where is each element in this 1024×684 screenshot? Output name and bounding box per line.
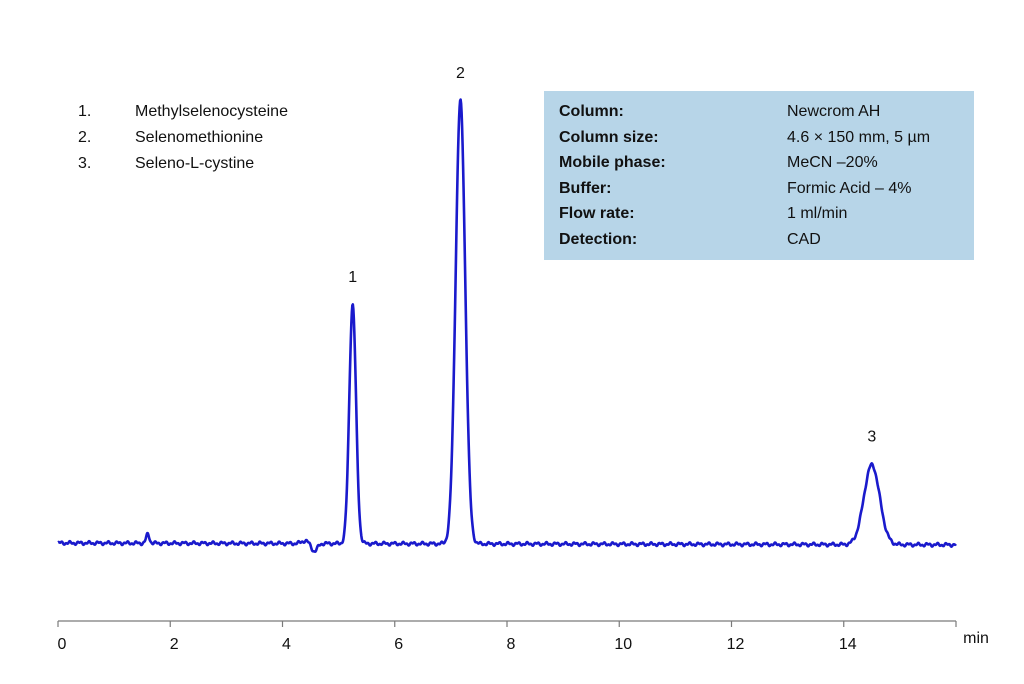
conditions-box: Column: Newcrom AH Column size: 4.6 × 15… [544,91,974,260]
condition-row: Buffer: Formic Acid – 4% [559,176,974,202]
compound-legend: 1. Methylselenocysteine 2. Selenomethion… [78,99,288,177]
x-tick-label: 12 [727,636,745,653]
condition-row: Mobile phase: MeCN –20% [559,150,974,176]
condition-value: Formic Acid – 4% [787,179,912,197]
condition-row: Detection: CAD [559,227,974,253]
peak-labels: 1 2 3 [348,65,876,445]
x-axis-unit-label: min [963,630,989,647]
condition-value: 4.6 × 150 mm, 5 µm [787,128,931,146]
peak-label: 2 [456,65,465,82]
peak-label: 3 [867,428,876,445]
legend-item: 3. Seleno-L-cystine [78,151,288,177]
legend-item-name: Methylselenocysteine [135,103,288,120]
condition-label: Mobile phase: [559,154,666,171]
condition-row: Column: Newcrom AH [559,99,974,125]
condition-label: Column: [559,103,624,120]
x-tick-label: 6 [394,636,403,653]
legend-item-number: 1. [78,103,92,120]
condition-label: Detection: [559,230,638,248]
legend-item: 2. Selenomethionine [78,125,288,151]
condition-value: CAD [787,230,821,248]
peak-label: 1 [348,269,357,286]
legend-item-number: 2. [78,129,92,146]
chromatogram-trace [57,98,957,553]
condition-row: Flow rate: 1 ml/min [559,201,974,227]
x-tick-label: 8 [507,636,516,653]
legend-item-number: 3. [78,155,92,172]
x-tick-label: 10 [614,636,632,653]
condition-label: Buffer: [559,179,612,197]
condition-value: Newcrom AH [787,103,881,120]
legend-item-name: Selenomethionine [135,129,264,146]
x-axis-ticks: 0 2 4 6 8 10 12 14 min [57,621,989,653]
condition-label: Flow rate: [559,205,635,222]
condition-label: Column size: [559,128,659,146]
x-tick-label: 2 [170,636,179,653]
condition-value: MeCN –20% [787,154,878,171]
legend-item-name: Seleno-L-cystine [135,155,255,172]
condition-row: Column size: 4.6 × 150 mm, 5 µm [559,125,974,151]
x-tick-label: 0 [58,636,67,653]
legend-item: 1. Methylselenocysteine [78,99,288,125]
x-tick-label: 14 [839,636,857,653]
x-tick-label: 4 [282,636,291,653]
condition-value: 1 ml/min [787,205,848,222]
------------------------------------------------
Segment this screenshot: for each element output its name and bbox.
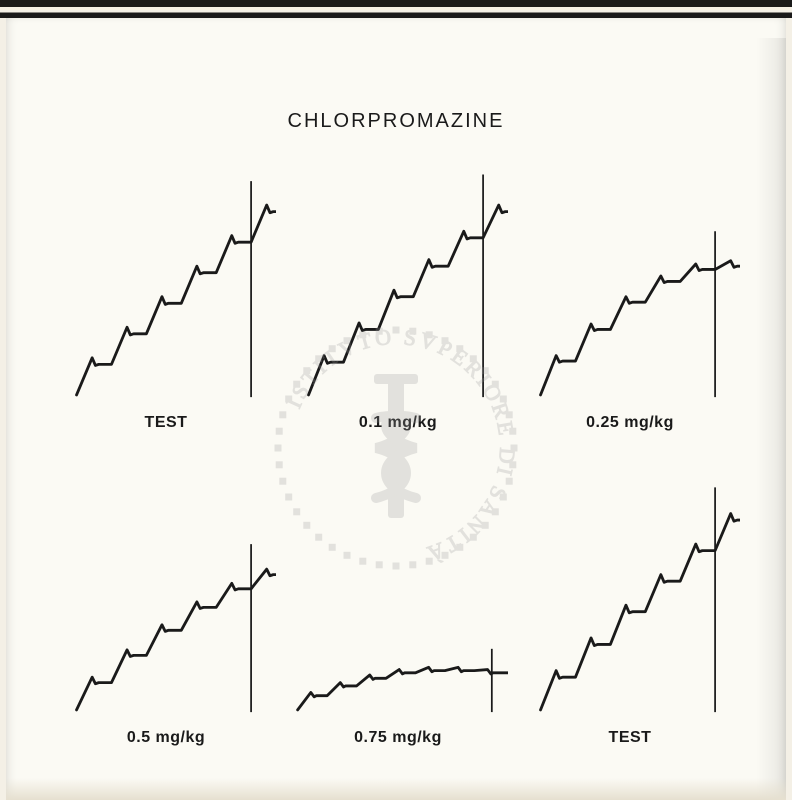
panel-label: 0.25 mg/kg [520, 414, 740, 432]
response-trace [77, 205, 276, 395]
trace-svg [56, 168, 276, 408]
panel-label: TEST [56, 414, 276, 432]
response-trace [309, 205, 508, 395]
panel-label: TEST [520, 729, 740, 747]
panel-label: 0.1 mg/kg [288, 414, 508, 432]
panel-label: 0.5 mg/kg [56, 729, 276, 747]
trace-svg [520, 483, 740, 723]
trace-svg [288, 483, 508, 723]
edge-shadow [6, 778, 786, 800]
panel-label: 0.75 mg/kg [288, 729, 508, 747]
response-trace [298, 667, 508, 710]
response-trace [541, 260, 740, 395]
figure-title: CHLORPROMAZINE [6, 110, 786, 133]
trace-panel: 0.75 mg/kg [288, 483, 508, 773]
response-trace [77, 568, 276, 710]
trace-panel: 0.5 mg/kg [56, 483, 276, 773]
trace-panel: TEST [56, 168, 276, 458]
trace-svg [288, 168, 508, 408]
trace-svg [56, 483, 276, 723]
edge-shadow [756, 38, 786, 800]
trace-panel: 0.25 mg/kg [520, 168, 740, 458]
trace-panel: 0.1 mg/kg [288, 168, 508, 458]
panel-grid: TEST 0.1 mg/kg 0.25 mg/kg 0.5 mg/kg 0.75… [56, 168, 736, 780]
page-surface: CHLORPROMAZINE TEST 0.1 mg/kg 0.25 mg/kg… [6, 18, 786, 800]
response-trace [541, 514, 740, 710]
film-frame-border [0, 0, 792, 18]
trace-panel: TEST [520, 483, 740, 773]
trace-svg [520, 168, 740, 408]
------------------------------------------------
§ WHAT IS ASKED:
Find each line in the entries above that contains the string "this", and copy those lines out in full.

§ SOLUTION:
where is each element in this 1024×684 screenshot? Output name and bounding box per line.
Segment this screenshot: for each element output its name and bbox.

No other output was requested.